What you need to do -> Check each line of the records below and collect those holding "prefix".

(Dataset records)
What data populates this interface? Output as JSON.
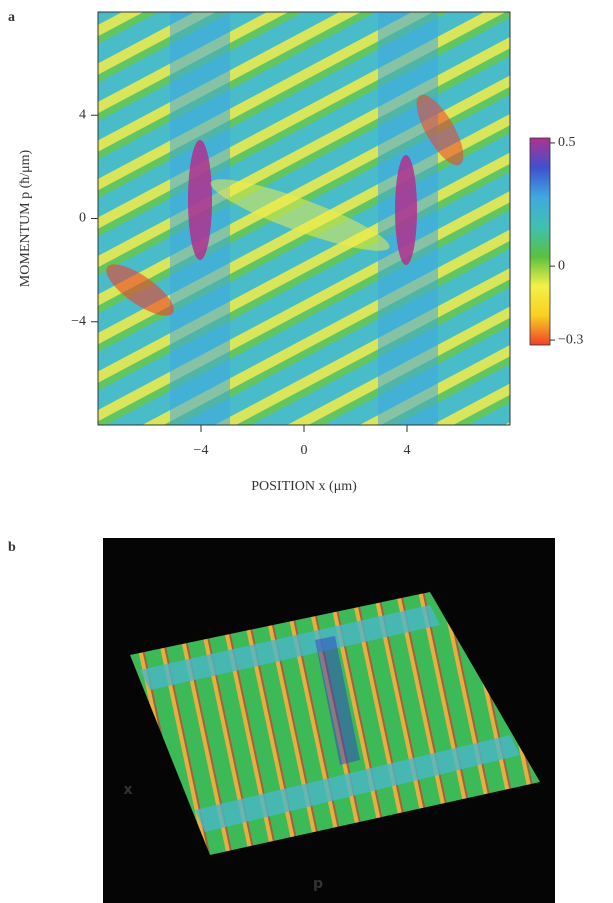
{
  "chart_data": [
    {
      "type": "heatmap",
      "panel_label": "a",
      "xlabel": "POSITION x (μm)",
      "ylabel": "MOMENTUM p (ħ/μm)",
      "xlim": [
        -8,
        8
      ],
      "ylim": [
        -8,
        8
      ],
      "xticks": [
        {
          "value": -4,
          "label": "−4"
        },
        0,
        4
      ],
      "yticks": [
        {
          "value": -4,
          "label": "−4"
        },
        0,
        4
      ],
      "clim": [
        -0.32,
        0.52
      ],
      "cticks": [
        {
          "value": -0.3,
          "label": "−0.3"
        },
        0,
        0.5
      ],
      "colorscale": [
        "#f0402a",
        "#f8d020",
        "#f4f048",
        "#58c040",
        "#40c0b0",
        "#40a8e0",
        "#4050d0",
        "#b03090"
      ]
    },
    {
      "type": "surface",
      "panel_label": "b",
      "xlabel": "x",
      "ylabel": "p"
    }
  ]
}
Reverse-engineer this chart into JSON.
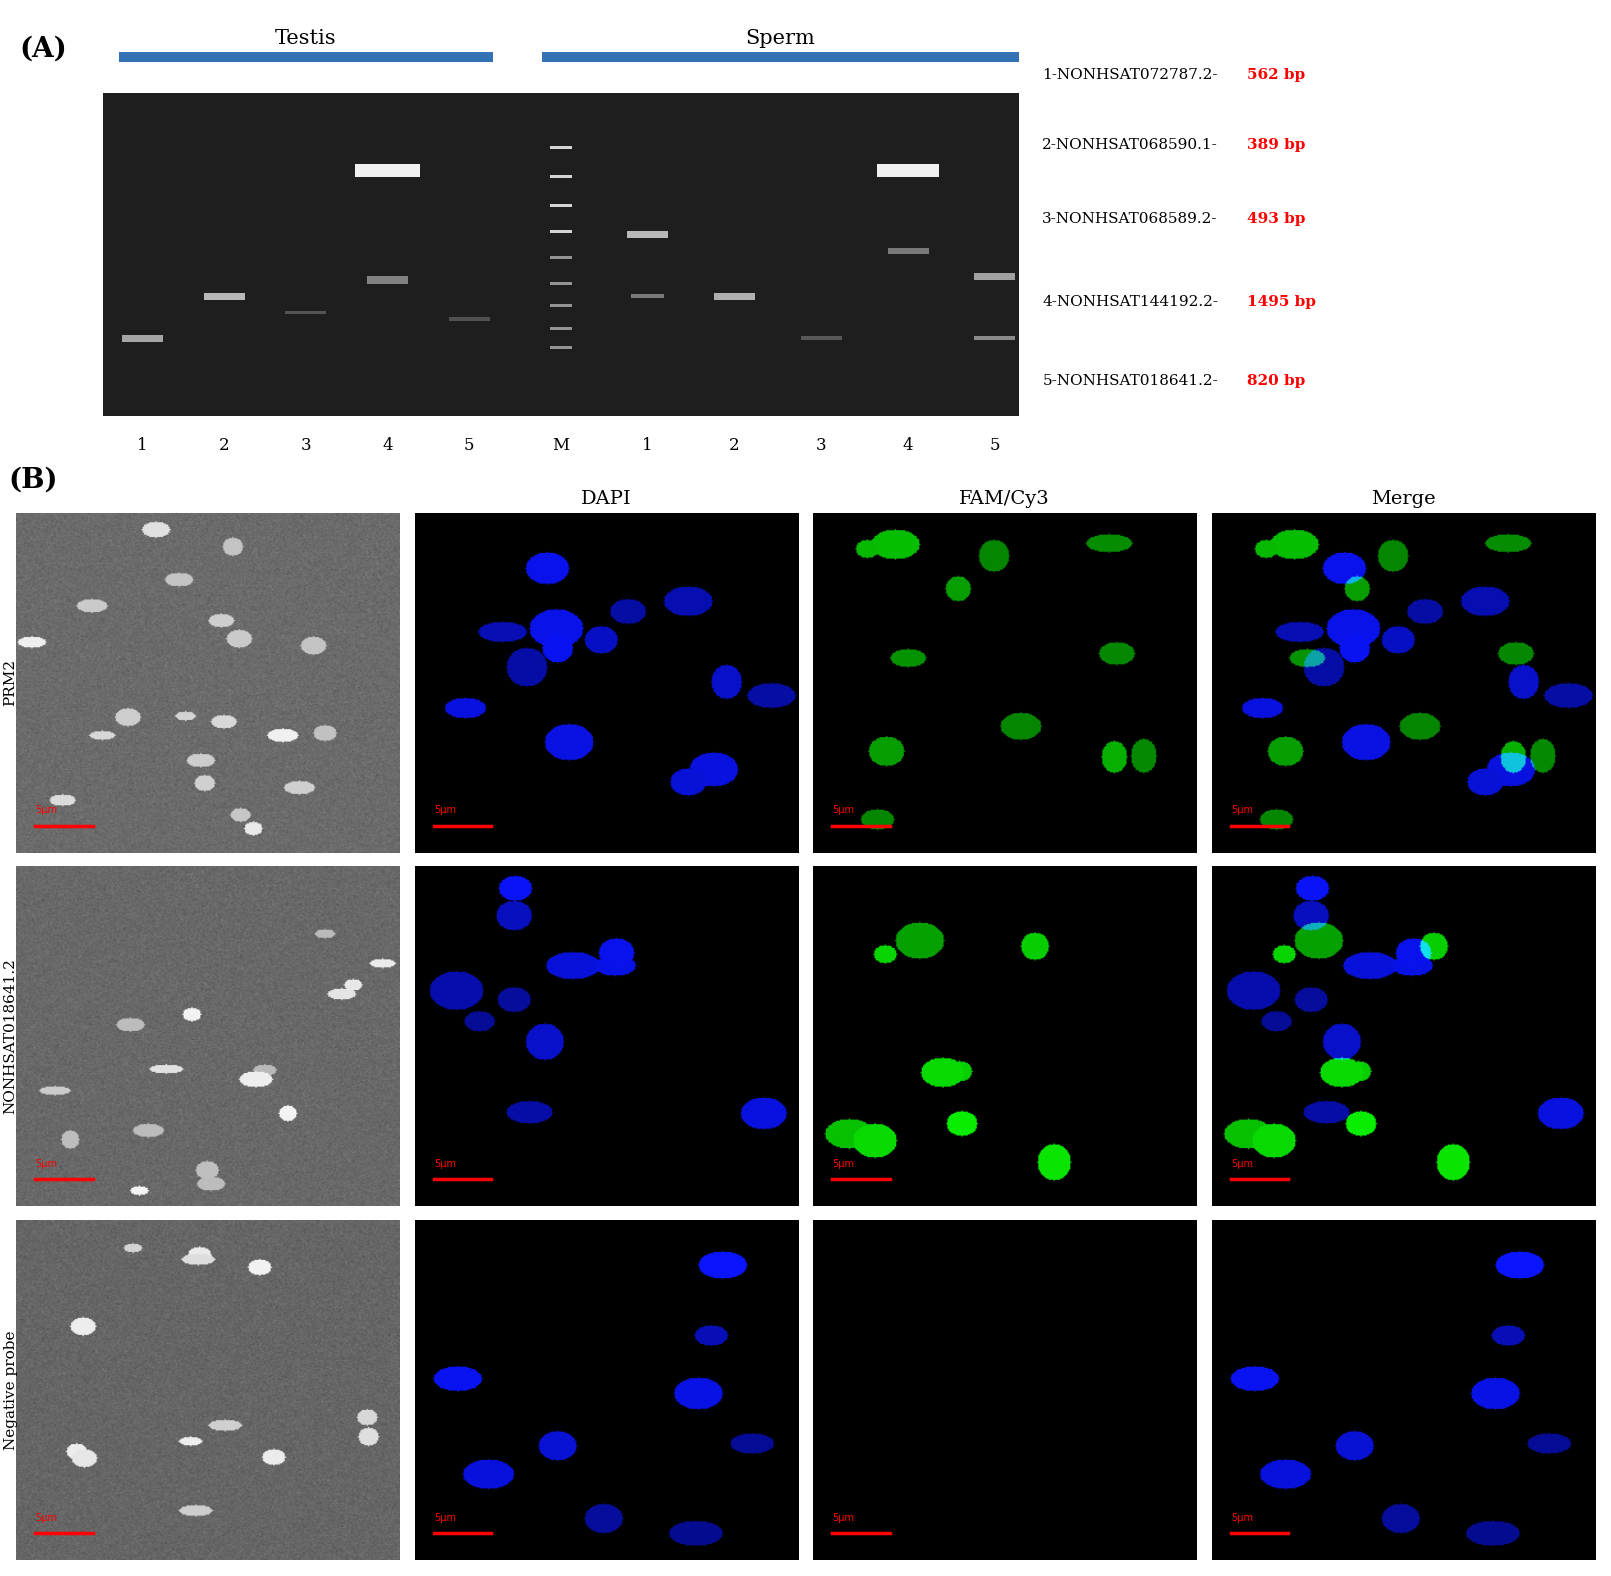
{
  "panel_A_label": "(A)",
  "panel_B_label": "(B)",
  "testis_label": "Testis",
  "sperm_label": "Sperm",
  "lane_labels_testis": [
    "1",
    "2",
    "3",
    "4",
    "5"
  ],
  "lane_labels_sperm": [
    "M",
    "1",
    "2",
    "3",
    "4",
    "5"
  ],
  "gene_labels": [
    {
      "prefix": "1-NONHSAT072787.2-",
      "bp": "562 bp"
    },
    {
      "prefix": "2-NONHSAT068590.1-",
      "bp": "389 bp"
    },
    {
      "prefix": "3-NONHSAT068589.2-",
      "bp": "493 bp"
    },
    {
      "prefix": "4-NONHSAT144192.2-",
      "bp": "1495 bp"
    },
    {
      "prefix": "5-NONHSAT018641.2-",
      "bp": "820 bp"
    }
  ],
  "col_headers": [
    "",
    "DAPI",
    "FAM/Cy3",
    "Merge"
  ],
  "row_labels": [
    "PRM2",
    "NONHSAT018641.2",
    "Negative probe"
  ],
  "scale_bar_label": "5μm",
  "blue_bar_color": "#3372B5",
  "red_color": "#FF0000",
  "black_color": "#000000",
  "white_color": "#FFFFFF",
  "background_color": "#FFFFFF"
}
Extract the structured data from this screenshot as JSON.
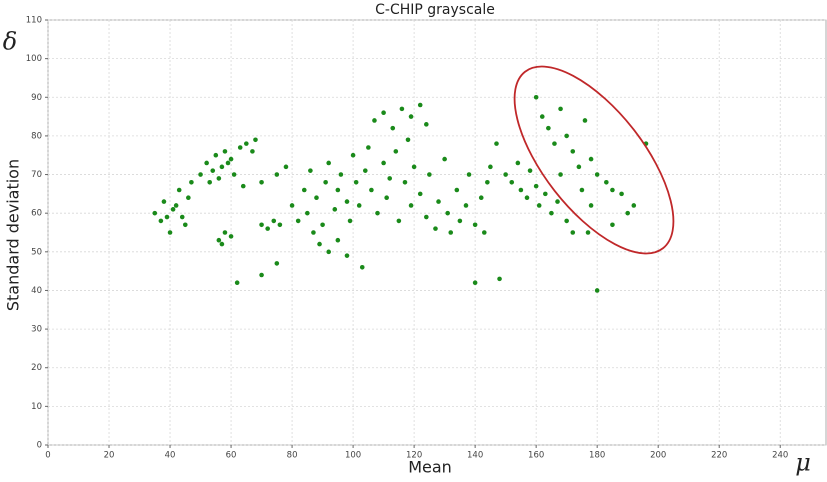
{
  "chart_data": {
    "type": "scatter",
    "title": "C-CHIP grayscale",
    "x_label": "Mean",
    "y_label": "Standard deviation",
    "x_symbol": "μ",
    "y_symbol": "δ",
    "xlim": [
      0,
      255
    ],
    "ylim": [
      0,
      110
    ],
    "xticks": [
      0,
      20,
      40,
      60,
      80,
      100,
      120,
      140,
      160,
      180,
      200,
      220,
      240
    ],
    "yticks": [
      0,
      10,
      20,
      30,
      40,
      50,
      60,
      70,
      80,
      90,
      100,
      110
    ],
    "grid": true,
    "color": "#1a8a1a",
    "x": [
      35,
      37,
      38,
      40,
      41,
      43,
      44,
      46,
      47,
      45,
      42,
      39,
      50,
      52,
      54,
      55,
      57,
      58,
      60,
      61,
      63,
      65,
      67,
      68,
      56,
      59,
      53,
      56,
      58,
      60,
      57,
      70,
      72,
      74,
      76,
      64,
      70,
      75,
      78,
      80,
      82,
      84,
      85,
      86,
      88,
      90,
      91,
      92,
      94,
      95,
      96,
      98,
      99,
      100,
      101,
      102,
      104,
      105,
      106,
      108,
      110,
      111,
      112,
      114,
      115,
      89,
      92,
      95,
      98,
      87,
      117,
      119,
      120,
      122,
      124,
      125,
      127,
      128,
      130,
      131,
      132,
      134,
      135,
      137,
      138,
      140,
      142,
      143,
      145,
      147,
      144,
      107,
      110,
      113,
      116,
      119,
      122,
      124,
      118,
      150,
      152,
      154,
      155,
      157,
      158,
      160,
      161,
      163,
      165,
      167,
      170,
      172,
      162,
      164,
      166,
      168,
      170,
      172,
      174,
      176,
      178,
      180,
      183,
      185,
      188,
      190,
      192,
      160,
      168,
      175,
      178,
      185,
      196,
      177,
      62,
      180,
      140,
      70,
      75,
      103,
      148
    ],
    "y": [
      60,
      58,
      63,
      55,
      61,
      66,
      59,
      64,
      68,
      57,
      62,
      59,
      70,
      73,
      71,
      75,
      72,
      76,
      74,
      70,
      77,
      78,
      76,
      79,
      69,
      73,
      68,
      53,
      55,
      54,
      52,
      57,
      56,
      58,
      57,
      67,
      68,
      70,
      72,
      62,
      58,
      66,
      60,
      71,
      64,
      57,
      68,
      73,
      61,
      66,
      70,
      63,
      58,
      75,
      68,
      62,
      71,
      77,
      66,
      60,
      73,
      64,
      69,
      76,
      58,
      52,
      50,
      53,
      49,
      55,
      68,
      62,
      72,
      65,
      59,
      70,
      56,
      63,
      74,
      60,
      55,
      66,
      58,
      62,
      70,
      57,
      64,
      55,
      72,
      78,
      68,
      84,
      86,
      82,
      87,
      85,
      88,
      83,
      79,
      70,
      68,
      73,
      66,
      64,
      71,
      67,
      62,
      65,
      60,
      63,
      58,
      55,
      85,
      82,
      78,
      87,
      80,
      76,
      72,
      84,
      74,
      70,
      68,
      66,
      65,
      60,
      62,
      90,
      70,
      66,
      62,
      57,
      78,
      55,
      42,
      40,
      42,
      44,
      47,
      46,
      43
    ]
  }
}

Solved problem ->
      "prefix": "1-NONHSAT072787.2-",
      "prefix": "2-NONHSAT068590.1-",
      "prefix": "3-NONHSAT068589.2-",
      "prefix": "4-NONHSAT144192.2-",
      "prefix": "5-NONHSAT018641.2-",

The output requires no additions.